**Required task:**
Copy each entry as it stands, leaving nothing out.

---+---

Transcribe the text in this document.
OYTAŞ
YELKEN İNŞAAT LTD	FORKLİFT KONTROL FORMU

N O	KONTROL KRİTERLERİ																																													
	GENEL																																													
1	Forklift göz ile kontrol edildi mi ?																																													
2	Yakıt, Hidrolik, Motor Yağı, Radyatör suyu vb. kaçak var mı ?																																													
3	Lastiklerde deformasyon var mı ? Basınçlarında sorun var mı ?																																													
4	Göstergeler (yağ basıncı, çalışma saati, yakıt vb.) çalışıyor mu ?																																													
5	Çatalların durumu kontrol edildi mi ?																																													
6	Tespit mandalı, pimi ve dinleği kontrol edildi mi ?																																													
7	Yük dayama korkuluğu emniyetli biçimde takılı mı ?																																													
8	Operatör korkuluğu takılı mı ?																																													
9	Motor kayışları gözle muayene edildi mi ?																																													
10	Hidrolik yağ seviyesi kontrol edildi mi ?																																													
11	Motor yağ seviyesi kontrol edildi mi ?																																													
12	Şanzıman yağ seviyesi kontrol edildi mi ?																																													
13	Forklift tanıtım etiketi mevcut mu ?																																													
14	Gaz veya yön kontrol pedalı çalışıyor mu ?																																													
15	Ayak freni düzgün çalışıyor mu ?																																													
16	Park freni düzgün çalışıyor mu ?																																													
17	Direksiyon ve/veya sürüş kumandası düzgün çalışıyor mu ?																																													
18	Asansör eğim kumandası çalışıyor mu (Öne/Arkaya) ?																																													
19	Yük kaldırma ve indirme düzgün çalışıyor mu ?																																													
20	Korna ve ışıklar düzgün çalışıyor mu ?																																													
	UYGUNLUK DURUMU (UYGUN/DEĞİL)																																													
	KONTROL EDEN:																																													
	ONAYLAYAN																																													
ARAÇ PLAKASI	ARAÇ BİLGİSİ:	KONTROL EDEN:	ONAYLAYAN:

---+---

**Solution for this task:**
Transcribe the text in this document.
OYTAŞ
YELKEN İNŞAAT LTD	FORKLİFT KONTROL FORMU

N O	KONTROL KRİTERLERİ																																													
	GENEL																																													
1	Forklift göz ile kontrol edildi mi ?																																													
2	Yakıt, Hidrolik, Motor Yağı, Radyatör suyu vb. kaçak var mı ?																																													
3	Lastiklerde deformasyon var mı ? Basınçlarında sorun var mı ?																																													
4	Göstergeler (yağ basıncı, çalışma saati, yakıt vb.) çalışıyor mu ?																																													
5	Çatalların durumu kontrol edildi mi ?																																													
6	Tespit mandalı, pimi ve dinleği kontrol edildi mi ?																																													
7	Yük dayama korkuluğu emniyetli biçimde takılı mı ?																																													
8	Operatör korkuluğu takılı mı ?																																													
9	Motor kayışları gözle muayene edildi mi ?																																													
10	Hidrolik yağ seviyesi kontrol edildi mi ?																																													
11	Motor yağ seviyesi kontrol edildi mi ?																																													
12	Şanzıman yağ seviyesi kontrol edildi mi ?																																													
13	Forklift tanıtım etiketi mevcut mu ?																																													
14	Gaz veya yön kontrol pedalı çalışıyor mu ?																																													
15	Ayak freni düzgün çalışıyor mu ?																																													
16	Park freni düzgün çalışıyor mu ?																																													
17	Direksiyon ve/veya sürüş kumandası düzgün çalışıyor mu ?																																													
18	Asansör eğim kumandası çalışıyor mu (Öne/Arkaya) ?																																													
19	Yük kaldırma ve indirme düzgün çalışıyor mu ?																																													
20	Korna ve ışıklar düzgün çalışıyor mu ?																																													
	UYGUNLUK DURUMU (UYGUN/DEĞİL)																																													
	KONTROL EDEN:																																													
	ONAYLAYAN																																													
ARAÇ PLAKASI	ARAÇ BİLGİSİ:	KONTROL EDEN:	ONAYLAYAN:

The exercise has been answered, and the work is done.